Write out every single entry exactly.

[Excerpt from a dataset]

=====

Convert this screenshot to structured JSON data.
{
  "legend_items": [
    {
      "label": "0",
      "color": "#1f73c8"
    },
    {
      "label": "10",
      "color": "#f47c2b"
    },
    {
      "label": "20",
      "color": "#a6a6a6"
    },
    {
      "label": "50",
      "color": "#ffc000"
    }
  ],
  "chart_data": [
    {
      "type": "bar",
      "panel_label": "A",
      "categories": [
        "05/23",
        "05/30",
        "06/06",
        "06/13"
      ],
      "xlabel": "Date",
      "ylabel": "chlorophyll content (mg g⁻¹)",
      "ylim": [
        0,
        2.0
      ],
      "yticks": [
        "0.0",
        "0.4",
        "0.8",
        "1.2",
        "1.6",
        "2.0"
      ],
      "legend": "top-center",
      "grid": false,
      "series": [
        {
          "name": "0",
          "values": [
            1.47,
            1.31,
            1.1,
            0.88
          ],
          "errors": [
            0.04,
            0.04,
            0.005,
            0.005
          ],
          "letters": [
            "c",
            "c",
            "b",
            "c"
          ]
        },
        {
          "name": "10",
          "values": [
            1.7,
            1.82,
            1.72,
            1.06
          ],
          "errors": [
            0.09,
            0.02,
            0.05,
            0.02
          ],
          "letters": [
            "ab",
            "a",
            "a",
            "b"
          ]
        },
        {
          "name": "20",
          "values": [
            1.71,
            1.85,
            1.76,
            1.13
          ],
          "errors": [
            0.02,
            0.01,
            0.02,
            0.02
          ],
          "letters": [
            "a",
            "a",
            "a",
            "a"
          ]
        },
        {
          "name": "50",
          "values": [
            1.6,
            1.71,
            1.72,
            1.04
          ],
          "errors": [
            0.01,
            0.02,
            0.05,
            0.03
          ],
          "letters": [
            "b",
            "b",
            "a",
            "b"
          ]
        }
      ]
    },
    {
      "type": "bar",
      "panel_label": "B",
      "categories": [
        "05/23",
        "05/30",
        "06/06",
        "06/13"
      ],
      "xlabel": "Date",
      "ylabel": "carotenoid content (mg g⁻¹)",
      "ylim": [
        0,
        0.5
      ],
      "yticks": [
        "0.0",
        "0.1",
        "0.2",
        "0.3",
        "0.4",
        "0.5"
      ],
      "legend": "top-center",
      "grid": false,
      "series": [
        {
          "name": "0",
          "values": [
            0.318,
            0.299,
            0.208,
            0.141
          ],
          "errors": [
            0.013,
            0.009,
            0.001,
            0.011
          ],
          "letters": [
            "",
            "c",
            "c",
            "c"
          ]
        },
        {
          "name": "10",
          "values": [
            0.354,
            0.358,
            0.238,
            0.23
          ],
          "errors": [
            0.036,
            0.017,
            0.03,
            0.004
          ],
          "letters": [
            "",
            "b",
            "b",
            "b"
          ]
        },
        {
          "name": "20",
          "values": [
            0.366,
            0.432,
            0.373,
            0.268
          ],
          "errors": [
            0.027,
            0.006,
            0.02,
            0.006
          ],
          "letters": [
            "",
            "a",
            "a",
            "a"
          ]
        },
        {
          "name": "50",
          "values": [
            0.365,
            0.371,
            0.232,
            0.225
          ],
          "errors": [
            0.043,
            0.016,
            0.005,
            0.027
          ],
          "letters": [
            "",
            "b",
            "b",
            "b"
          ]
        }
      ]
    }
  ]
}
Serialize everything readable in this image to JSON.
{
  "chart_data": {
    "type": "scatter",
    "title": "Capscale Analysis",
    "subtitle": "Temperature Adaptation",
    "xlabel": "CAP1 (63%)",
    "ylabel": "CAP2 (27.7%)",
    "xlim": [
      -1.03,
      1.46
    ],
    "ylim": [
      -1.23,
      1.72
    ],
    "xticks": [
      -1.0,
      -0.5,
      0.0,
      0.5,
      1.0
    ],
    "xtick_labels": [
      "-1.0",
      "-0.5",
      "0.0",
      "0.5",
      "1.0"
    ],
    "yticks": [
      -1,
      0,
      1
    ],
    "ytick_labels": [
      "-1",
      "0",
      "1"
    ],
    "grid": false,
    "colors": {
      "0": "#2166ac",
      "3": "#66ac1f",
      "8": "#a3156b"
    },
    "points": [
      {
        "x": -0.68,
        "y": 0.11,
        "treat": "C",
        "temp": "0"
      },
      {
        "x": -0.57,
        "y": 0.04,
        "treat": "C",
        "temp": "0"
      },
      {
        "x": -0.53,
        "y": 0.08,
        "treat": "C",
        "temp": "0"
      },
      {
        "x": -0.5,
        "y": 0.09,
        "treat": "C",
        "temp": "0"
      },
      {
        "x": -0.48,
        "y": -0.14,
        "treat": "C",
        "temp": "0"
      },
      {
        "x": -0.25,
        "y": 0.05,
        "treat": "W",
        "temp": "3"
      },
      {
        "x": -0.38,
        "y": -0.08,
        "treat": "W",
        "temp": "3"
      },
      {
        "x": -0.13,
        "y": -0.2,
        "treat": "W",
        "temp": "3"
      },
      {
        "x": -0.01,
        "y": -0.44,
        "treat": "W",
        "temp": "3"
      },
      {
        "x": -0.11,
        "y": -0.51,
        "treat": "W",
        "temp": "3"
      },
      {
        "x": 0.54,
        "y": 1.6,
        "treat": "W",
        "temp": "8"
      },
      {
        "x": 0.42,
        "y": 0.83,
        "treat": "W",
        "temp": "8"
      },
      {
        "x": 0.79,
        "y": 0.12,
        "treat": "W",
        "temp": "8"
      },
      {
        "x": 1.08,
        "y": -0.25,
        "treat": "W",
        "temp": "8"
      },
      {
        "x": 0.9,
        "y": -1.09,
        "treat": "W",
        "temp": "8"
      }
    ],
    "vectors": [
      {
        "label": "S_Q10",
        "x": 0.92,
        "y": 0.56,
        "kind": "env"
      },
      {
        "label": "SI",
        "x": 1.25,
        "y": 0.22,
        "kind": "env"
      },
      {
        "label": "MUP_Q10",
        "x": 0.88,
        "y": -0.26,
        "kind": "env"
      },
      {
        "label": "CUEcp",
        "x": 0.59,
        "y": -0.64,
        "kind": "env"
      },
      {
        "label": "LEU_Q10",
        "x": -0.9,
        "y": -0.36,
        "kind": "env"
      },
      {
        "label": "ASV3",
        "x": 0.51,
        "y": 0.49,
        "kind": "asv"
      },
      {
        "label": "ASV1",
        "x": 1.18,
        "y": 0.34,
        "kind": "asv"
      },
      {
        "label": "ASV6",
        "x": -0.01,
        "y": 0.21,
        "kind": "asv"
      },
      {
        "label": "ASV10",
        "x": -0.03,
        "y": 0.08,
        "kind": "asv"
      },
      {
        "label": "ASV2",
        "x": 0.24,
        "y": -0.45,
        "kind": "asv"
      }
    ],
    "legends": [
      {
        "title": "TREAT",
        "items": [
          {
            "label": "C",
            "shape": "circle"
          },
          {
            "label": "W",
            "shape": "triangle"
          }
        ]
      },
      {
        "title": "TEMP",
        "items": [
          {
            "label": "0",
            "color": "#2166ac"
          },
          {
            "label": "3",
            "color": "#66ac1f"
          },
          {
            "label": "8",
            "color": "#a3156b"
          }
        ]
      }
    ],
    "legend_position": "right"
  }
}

=====

_ANSWER BELOW_
Convert this screenshot to structured JSON data.
{
  "legend_items": [
    {
      "label": "0",
      "color": "#1f73c8"
    },
    {
      "label": "10",
      "color": "#f47c2b"
    },
    {
      "label": "20",
      "color": "#a6a6a6"
    },
    {
      "label": "50",
      "color": "#ffc000"
    }
  ],
  "chart_data": [
    {
      "type": "bar",
      "panel_label": "A",
      "categories": [
        "05/23",
        "05/30",
        "06/06",
        "06/13"
      ],
      "xlabel": "Date",
      "ylabel": "chlorophyll content (mg g⁻¹)",
      "ylim": [
        0,
        2.0
      ],
      "yticks": [
        "0.0",
        "0.4",
        "0.8",
        "1.2",
        "1.6",
        "2.0"
      ],
      "legend": "top-center",
      "grid": false,
      "series": [
        {
          "name": "0",
          "values": [
            1.47,
            1.31,
            1.1,
            0.88
          ],
          "errors": [
            0.04,
            0.04,
            0.005,
            0.005
          ],
          "letters": [
            "c",
            "c",
            "b",
            "c"
          ]
        },
        {
          "name": "10",
          "values": [
            1.7,
            1.82,
            1.72,
            1.06
          ],
          "errors": [
            0.09,
            0.02,
            0.05,
            0.02
          ],
          "letters": [
            "ab",
            "a",
            "a",
            "b"
          ]
        },
        {
          "name": "20",
          "values": [
            1.71,
            1.85,
            1.76,
            1.13
          ],
          "errors": [
            0.02,
            0.01,
            0.02,
            0.02
          ],
          "letters": [
            "a",
            "a",
            "a",
            "a"
          ]
        },
        {
          "name": "50",
          "values": [
            1.6,
            1.71,
            1.72,
            1.04
          ],
          "errors": [
            0.01,
            0.02,
            0.05,
            0.03
          ],
          "letters": [
            "b",
            "b",
            "a",
            "b"
          ]
        }
      ]
    },
    {
      "type": "bar",
      "panel_label": "B",
      "categories": [
        "05/23",
        "05/30",
        "06/06",
        "06/13"
      ],
      "xlabel": "Date",
      "ylabel": "carotenoid content (mg g⁻¹)",
      "ylim": [
        0,
        0.5
      ],
      "yticks": [
        "0.0",
        "0.1",
        "0.2",
        "0.3",
        "0.4",
        "0.5"
      ],
      "legend": "top-center",
      "grid": false,
      "series": [
        {
          "name": "0",
          "values": [
            0.318,
            0.299,
            0.208,
            0.141
          ],
          "errors": [
            0.013,
            0.009,
            0.001,
            0.011
          ],
          "letters": [
            "",
            "c",
            "c",
            "c"
          ]
        },
        {
          "name": "10",
          "values": [
            0.354,
            0.358,
            0.238,
            0.23
          ],
          "errors": [
            0.036,
            0.017,
            0.03,
            0.004
          ],
          "letters": [
            "",
            "b",
            "b",
            "b"
          ]
        },
        {
          "name": "20",
          "values": [
            0.366,
            0.432,
            0.373,
            0.268
          ],
          "errors": [
            0.027,
            0.006,
            0.02,
            0.006
          ],
          "letters": [
            "",
            "a",
            "a",
            "a"
          ]
        },
        {
          "name": "50",
          "values": [
            0.365,
            0.371,
            0.232,
            0.225
          ],
          "errors": [
            0.043,
            0.016,
            0.005,
            0.027
          ],
          "letters": [
            "",
            "b",
            "b",
            "b"
          ]
        }
      ]
    }
  ]
}
Serialize everything readable in this image to JSON.
{
  "chart_data": {
    "type": "scatter",
    "title": "Capscale Analysis",
    "subtitle": "Temperature Adaptation",
    "xlabel": "CAP1 (63%)",
    "ylabel": "CAP2 (27.7%)",
    "xlim": [
      -1.03,
      1.46
    ],
    "ylim": [
      -1.23,
      1.72
    ],
    "xticks": [
      -1.0,
      -0.5,
      0.0,
      0.5,
      1.0
    ],
    "xtick_labels": [
      "-1.0",
      "-0.5",
      "0.0",
      "0.5",
      "1.0"
    ],
    "yticks": [
      -1,
      0,
      1
    ],
    "ytick_labels": [
      "-1",
      "0",
      "1"
    ],
    "grid": false,
    "colors": {
      "0": "#2166ac",
      "3": "#66ac1f",
      "8": "#a3156b"
    },
    "points": [
      {
        "x": -0.68,
        "y": 0.11,
        "treat": "C",
        "temp": "0"
      },
      {
        "x": -0.57,
        "y": 0.04,
        "treat": "C",
        "temp": "0"
      },
      {
        "x": -0.53,
        "y": 0.08,
        "treat": "C",
        "temp": "0"
      },
      {
        "x": -0.5,
        "y": 0.09,
        "treat": "C",
        "temp": "0"
      },
      {
        "x": -0.48,
        "y": -0.14,
        "treat": "C",
        "temp": "0"
      },
      {
        "x": -0.25,
        "y": 0.05,
        "treat": "W",
        "temp": "3"
      },
      {
        "x": -0.38,
        "y": -0.08,
        "treat": "W",
        "temp": "3"
      },
      {
        "x": -0.13,
        "y": -0.2,
        "treat": "W",
        "temp": "3"
      },
      {
        "x": -0.01,
        "y": -0.44,
        "treat": "W",
        "temp": "3"
      },
      {
        "x": -0.11,
        "y": -0.51,
        "treat": "W",
        "temp": "3"
      },
      {
        "x": 0.54,
        "y": 1.6,
        "treat": "W",
        "temp": "8"
      },
      {
        "x": 0.42,
        "y": 0.83,
        "treat": "W",
        "temp": "8"
      },
      {
        "x": 0.79,
        "y": 0.12,
        "treat": "W",
        "temp": "8"
      },
      {
        "x": 1.08,
        "y": -0.25,
        "treat": "W",
        "temp": "8"
      },
      {
        "x": 0.9,
        "y": -1.09,
        "treat": "W",
        "temp": "8"
      }
    ],
    "vectors": [
      {
        "label": "S_Q10",
        "x": 0.92,
        "y": 0.56,
        "kind": "env"
      },
      {
        "label": "SI",
        "x": 1.25,
        "y": 0.22,
        "kind": "env"
      },
      {
        "label": "MUP_Q10",
        "x": 0.88,
        "y": -0.26,
        "kind": "env"
      },
      {
        "label": "CUEcp",
        "x": 0.59,
        "y": -0.64,
        "kind": "env"
      },
      {
        "label": "LEU_Q10",
        "x": -0.9,
        "y": -0.36,
        "kind": "env"
      },
      {
        "label": "ASV3",
        "x": 0.51,
        "y": 0.49,
        "kind": "asv"
      },
      {
        "label": "ASV1",
        "x": 1.18,
        "y": 0.34,
        "kind": "asv"
      },
      {
        "label": "ASV6",
        "x": -0.01,
        "y": 0.21,
        "kind": "asv"
      },
      {
        "label": "ASV10",
        "x": -0.03,
        "y": 0.08,
        "kind": "asv"
      },
      {
        "label": "ASV2",
        "x": 0.24,
        "y": -0.45,
        "kind": "asv"
      }
    ],
    "legends": [
      {
        "title": "TREAT",
        "items": [
          {
            "label": "C",
            "shape": "circle"
          },
          {
            "label": "W",
            "shape": "triangle"
          }
        ]
      },
      {
        "title": "TEMP",
        "items": [
          {
            "label": "0",
            "color": "#2166ac"
          },
          {
            "label": "3",
            "color": "#66ac1f"
          },
          {
            "label": "8",
            "color": "#a3156b"
          }
        ]
      }
    ],
    "legend_position": "right"
  }
}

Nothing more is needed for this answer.